TEXTO CITADO:
--*--

Aceptar todo lo existente, por el solo hecho de que existe, es tan ridículo como rechazarlo por el mismo motivo. La primera actitud es propia de la derecha; la segunda de la izquierda. La derecha, que no cree en la perfectibilidad social, cuenta sin embargo con todas las ventajas sobre la izquierda, que admite en cambio mejoras e incluso fogonazos transformadores, y ello es así porque afirmar es siempre más bonito que negar; y mientras que la OTAN parece convertirse en una rosa por el solo hecho de afirmar su existencia, las rosas parecen marchitarse, y perder color, cada vez que denunciamos a la OTAN.
La ventaja de los “conservadores” es que, no distinguiendo entre el bien y el mal, quieren que exista algo; la desventaja de los “radicales” es que, no distinguiendo entre el bien el y el mal, parece que no quieren que exista nada. Entre todo y nada, ¿quién no preferiría Todo, aún a riesgo de cargar con la corrupción, el cambio climático y el apocalipsis nuclear? La paradoja de los “conservadores” es que, a fuerza de conservar, conservan no solo las rosas sino también los pulgones y los hongos; no sólo las casas sino también los bombardeos de ciudades; no sólo los niños sino también el infanticidio; no sólo Todo sino también los infames zapadores que disuelven el Todo en la Nada. Los “conservadores” son tan “conservadores” que conservan incluso la existencia de lo que hace imposible o difícil la existencia. Ahora bien, lo que hace imposible o difícil la existencia se convierte, mediante este acto de afirmación, en algo existente y, por lo tanto, en algo casi irreemplazable o por lo menos defendible. La negación también existe y hay que salvarla, como a las ballenas y las luciérnagas. “Dejemos ser” todas las cosas; “dejemos ser”, por tanto, la negación de todas ellas. La gran ventaja –en definitiva– del orden existente es precisamente que ya existe. Los neoliberales, se comprenderá, son todos “neo-conservadores”.

--*--

LISTA DE TAREAS:
A: En el texto sobre conservadores y radicales, ¿cuál es la gran ventaja del orden existente?
B: Vuelve a escribir, tal cual, el texto sobre conservadores y radicales, todo desde "Aceptar todo lo" hasta "denunciamos a la OTAN.".
El material que viene a continuación es aparte y no tiene relación con el texto.

Entradas de elementos anotados:
--*--

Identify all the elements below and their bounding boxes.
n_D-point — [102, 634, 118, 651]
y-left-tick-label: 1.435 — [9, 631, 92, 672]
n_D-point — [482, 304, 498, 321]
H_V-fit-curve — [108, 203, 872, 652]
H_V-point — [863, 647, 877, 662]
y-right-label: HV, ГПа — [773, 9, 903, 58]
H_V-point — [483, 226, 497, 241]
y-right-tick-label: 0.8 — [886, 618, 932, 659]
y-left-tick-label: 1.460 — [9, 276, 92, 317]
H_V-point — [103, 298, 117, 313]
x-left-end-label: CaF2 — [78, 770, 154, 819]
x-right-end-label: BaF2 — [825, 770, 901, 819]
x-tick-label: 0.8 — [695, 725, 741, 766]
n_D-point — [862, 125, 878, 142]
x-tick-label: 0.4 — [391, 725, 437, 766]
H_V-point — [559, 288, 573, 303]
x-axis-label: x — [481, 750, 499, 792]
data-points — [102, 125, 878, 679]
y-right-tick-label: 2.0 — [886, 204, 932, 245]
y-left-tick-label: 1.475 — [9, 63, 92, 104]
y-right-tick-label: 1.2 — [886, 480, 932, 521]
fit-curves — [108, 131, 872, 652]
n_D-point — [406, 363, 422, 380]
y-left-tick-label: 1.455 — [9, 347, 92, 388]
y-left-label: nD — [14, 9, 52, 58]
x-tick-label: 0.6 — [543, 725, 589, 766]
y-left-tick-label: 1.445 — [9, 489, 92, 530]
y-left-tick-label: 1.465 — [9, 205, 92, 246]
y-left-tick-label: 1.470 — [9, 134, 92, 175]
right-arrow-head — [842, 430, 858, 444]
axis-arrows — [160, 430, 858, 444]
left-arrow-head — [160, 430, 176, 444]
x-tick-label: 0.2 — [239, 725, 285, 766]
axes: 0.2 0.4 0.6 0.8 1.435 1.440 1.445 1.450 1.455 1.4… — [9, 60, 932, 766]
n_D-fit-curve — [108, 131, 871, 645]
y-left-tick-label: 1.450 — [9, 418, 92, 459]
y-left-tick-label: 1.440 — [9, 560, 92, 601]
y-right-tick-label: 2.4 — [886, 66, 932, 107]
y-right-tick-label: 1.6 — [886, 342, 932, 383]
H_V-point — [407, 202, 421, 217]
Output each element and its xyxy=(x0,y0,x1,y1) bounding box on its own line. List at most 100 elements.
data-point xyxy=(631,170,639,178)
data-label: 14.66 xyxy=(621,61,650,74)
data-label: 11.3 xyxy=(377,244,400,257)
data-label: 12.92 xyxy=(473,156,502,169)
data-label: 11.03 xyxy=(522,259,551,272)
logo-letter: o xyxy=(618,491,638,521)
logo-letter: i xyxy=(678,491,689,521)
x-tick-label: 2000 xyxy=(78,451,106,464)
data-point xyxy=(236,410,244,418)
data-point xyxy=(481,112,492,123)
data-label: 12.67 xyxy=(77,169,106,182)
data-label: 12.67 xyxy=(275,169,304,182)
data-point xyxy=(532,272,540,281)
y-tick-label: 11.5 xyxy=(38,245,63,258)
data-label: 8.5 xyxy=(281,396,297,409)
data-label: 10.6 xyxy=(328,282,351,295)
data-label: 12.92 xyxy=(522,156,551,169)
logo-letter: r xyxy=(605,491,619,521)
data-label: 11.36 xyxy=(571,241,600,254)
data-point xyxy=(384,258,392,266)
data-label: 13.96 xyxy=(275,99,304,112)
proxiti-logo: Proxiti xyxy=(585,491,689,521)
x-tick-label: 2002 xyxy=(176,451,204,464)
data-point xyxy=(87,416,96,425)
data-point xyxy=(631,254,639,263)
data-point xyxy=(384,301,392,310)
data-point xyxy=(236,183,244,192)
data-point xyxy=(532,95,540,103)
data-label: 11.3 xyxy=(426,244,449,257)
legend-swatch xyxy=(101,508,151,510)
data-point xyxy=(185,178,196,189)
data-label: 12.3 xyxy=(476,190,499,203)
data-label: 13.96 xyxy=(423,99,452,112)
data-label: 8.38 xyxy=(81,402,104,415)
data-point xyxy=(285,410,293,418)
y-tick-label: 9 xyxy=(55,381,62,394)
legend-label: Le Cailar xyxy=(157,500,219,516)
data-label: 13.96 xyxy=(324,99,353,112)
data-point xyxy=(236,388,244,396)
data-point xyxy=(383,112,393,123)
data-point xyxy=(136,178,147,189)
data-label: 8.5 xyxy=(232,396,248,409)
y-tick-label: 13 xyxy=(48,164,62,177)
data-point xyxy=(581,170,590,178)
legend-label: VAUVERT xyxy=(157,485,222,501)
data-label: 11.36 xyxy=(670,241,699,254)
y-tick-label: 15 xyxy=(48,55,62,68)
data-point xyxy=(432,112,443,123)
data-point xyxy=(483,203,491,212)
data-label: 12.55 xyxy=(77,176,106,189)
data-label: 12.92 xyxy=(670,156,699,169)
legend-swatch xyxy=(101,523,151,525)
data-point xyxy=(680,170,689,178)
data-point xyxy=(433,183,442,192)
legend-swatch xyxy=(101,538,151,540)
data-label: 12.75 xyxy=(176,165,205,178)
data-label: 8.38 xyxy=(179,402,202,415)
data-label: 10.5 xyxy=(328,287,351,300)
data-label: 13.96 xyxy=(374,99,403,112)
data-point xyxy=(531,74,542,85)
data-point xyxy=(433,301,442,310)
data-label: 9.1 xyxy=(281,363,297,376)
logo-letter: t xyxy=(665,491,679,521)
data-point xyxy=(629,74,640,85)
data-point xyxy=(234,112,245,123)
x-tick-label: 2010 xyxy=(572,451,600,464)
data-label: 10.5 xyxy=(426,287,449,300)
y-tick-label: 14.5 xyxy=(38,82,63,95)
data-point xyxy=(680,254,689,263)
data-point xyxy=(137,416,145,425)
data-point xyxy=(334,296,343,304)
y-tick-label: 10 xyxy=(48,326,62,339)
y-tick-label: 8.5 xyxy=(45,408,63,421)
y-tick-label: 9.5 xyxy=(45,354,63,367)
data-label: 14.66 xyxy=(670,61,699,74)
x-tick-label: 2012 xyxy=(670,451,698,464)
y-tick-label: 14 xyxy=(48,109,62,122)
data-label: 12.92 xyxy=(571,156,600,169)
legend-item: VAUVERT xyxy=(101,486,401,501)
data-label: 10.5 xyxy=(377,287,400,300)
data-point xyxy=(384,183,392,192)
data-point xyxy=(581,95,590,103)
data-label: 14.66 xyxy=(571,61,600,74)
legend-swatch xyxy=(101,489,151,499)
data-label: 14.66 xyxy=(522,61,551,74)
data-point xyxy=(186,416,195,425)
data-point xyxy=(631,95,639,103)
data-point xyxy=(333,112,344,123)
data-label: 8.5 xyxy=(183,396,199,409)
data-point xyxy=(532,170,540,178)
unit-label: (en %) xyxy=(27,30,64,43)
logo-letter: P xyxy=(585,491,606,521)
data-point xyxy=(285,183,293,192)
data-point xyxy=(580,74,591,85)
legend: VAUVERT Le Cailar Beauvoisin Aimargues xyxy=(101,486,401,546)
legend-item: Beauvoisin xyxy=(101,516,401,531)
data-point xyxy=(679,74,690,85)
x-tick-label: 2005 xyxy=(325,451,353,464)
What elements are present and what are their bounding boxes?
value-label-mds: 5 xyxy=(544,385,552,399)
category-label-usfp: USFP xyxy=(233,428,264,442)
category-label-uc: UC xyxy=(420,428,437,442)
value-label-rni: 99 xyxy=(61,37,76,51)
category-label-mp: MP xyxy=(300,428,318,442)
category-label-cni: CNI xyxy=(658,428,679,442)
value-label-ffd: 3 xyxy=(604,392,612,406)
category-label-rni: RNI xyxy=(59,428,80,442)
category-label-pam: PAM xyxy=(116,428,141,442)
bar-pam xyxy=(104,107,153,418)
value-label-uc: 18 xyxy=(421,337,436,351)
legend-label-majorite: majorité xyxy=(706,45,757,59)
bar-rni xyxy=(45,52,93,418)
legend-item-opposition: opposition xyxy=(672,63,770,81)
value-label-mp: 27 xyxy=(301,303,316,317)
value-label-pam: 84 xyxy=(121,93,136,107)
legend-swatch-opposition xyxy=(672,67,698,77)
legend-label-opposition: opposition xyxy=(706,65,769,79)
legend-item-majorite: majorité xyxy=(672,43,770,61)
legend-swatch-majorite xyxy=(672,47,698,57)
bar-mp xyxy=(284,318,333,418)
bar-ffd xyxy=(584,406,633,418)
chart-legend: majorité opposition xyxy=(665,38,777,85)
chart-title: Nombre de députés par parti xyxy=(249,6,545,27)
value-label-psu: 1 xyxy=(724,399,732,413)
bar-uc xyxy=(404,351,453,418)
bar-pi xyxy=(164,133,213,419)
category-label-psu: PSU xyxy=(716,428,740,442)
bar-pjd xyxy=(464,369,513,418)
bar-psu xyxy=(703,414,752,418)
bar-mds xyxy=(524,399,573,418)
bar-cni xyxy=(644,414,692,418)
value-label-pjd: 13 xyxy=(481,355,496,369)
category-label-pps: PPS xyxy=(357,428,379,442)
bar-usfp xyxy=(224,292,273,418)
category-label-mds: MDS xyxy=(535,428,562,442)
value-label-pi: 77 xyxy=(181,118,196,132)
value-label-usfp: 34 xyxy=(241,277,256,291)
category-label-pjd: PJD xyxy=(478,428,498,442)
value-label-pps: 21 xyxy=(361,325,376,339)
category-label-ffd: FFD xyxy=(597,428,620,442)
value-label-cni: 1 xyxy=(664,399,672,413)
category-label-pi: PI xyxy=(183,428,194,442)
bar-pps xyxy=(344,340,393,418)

--*--

RESPUESTAS:
A: Que ya existe.

B:
Aceptar todo lo existente, por el solo hecho de que existe, es tan ridículo como rechazarlo por el mismo motivo. La primera actitud es propia de la derecha; la segunda de la izquierda. La derecha, que no cree en la perfectibilidad social, cuenta sin embargo con todas las ventajas sobre la izquierda, que admite en cambio mejoras e incluso fogonazos transformadores, y ello es así porque afirmar es siempre más bonito que negar; y mientras que la OTAN parece convertirse en una rosa por el solo hecho de afirmar su existencia, las rosas parecen marchitarse, y perder color, cada vez que denunciamos a la OTAN.